— BEGIN Listed records —

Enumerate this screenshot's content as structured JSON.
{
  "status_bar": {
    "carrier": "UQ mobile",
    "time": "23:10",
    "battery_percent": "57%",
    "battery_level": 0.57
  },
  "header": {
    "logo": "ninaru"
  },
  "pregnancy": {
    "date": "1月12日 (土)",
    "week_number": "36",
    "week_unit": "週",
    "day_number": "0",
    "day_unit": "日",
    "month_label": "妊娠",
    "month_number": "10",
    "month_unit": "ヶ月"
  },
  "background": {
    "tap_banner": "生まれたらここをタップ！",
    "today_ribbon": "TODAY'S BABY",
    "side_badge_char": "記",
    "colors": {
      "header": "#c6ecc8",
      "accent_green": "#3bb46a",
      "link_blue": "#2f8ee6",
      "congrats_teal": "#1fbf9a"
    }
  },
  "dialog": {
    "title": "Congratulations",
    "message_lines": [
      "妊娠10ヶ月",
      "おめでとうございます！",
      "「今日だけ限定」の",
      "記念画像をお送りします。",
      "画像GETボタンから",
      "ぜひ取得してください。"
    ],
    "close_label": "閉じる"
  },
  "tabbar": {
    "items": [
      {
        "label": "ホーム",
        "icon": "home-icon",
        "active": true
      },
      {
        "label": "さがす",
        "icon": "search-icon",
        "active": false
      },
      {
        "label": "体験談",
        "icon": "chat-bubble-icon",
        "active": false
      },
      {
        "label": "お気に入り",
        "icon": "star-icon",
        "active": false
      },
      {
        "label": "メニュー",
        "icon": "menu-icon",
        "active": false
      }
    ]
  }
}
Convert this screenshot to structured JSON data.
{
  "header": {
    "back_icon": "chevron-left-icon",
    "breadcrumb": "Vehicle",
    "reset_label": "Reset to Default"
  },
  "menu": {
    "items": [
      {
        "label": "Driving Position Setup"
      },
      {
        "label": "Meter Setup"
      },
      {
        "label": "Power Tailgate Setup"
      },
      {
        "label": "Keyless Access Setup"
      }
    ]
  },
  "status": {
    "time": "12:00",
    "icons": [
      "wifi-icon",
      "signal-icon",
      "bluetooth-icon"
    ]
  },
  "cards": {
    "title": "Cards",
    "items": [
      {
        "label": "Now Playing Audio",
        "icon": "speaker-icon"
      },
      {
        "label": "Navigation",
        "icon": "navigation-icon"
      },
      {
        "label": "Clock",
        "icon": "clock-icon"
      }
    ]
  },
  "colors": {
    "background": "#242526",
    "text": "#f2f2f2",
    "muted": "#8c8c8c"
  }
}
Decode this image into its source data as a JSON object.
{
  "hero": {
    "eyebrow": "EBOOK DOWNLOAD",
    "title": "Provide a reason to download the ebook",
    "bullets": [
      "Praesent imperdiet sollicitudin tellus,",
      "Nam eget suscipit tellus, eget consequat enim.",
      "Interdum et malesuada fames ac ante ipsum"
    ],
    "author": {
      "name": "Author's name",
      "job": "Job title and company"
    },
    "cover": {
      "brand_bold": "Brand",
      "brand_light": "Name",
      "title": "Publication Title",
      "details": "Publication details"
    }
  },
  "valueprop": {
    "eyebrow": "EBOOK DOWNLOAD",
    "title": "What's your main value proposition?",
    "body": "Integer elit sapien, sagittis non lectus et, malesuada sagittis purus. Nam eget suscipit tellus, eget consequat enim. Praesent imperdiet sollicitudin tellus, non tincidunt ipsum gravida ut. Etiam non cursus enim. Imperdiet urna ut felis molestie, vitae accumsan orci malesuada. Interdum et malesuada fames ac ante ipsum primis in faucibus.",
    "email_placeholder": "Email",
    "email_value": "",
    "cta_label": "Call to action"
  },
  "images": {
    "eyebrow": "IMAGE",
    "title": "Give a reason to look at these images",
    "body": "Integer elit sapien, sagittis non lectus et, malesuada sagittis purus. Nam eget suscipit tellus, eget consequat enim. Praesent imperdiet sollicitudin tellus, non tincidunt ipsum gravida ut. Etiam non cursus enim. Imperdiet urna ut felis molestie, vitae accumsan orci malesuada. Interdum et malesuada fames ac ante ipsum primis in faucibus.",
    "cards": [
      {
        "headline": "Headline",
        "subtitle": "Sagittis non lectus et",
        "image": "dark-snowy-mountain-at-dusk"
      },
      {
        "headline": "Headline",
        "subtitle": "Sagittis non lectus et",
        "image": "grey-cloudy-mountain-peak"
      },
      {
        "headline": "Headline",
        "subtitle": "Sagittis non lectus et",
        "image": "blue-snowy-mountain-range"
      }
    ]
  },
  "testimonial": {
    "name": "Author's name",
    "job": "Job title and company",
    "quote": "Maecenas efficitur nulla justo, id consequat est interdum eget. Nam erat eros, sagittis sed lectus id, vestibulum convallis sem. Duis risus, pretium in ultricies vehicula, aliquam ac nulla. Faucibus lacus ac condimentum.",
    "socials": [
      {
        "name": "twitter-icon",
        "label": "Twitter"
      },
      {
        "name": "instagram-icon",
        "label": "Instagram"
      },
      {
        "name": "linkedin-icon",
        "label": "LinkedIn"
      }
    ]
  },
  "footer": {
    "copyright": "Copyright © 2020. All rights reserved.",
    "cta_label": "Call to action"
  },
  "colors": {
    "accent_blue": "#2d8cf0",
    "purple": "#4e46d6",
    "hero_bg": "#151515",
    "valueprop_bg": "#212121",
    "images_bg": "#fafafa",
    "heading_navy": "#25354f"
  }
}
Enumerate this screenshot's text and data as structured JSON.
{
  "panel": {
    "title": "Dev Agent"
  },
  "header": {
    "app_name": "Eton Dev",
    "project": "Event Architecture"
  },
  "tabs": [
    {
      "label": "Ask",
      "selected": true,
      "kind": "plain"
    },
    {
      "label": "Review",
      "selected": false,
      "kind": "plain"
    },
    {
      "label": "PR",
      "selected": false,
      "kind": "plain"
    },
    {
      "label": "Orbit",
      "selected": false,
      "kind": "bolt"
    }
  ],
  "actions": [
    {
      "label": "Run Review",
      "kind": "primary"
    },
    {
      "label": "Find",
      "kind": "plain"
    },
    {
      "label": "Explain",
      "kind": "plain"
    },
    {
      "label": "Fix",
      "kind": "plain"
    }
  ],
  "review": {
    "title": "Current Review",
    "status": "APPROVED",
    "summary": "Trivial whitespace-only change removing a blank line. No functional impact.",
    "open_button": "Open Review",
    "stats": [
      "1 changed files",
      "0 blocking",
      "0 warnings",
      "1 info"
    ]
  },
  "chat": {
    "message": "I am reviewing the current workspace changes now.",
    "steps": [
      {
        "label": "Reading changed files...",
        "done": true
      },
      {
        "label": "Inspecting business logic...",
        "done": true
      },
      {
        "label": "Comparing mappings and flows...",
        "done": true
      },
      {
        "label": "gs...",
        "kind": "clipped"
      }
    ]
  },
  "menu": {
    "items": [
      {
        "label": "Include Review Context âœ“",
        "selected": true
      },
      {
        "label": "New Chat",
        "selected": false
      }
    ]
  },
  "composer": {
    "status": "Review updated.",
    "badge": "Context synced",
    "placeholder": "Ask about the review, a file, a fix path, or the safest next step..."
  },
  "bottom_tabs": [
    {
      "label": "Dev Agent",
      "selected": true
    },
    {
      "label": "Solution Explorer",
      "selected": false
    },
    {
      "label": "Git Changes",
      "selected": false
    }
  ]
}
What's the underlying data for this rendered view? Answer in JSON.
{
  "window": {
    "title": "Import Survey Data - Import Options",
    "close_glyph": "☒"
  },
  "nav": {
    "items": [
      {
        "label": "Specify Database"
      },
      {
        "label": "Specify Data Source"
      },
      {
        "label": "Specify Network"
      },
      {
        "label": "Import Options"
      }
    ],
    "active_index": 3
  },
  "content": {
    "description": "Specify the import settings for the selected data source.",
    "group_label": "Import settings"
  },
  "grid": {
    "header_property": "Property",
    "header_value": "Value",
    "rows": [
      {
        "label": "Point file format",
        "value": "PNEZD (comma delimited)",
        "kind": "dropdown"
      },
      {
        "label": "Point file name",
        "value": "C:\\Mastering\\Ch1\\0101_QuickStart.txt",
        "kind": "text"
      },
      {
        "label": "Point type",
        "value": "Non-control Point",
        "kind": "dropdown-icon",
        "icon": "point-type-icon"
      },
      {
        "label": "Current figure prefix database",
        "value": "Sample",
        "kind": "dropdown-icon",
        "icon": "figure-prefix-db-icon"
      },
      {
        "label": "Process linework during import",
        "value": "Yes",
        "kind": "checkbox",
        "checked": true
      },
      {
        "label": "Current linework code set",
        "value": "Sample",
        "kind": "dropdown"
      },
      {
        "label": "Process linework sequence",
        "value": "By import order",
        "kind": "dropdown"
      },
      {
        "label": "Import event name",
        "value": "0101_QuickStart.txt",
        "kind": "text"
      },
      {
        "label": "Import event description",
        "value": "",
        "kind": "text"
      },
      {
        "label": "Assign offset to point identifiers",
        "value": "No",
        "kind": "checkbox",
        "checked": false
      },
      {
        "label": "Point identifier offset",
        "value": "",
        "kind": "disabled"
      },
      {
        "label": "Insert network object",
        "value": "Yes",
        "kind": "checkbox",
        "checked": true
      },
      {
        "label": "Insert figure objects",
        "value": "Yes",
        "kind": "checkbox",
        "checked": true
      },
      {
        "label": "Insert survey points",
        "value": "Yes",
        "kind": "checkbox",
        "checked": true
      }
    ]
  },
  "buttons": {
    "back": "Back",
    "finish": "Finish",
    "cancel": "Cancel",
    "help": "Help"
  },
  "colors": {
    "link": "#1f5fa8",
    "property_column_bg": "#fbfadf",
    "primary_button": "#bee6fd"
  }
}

— END Listed records —

Exercise brief:
State the count of lines in the data holding the word "files", adding nothing to it.

Written answer:
2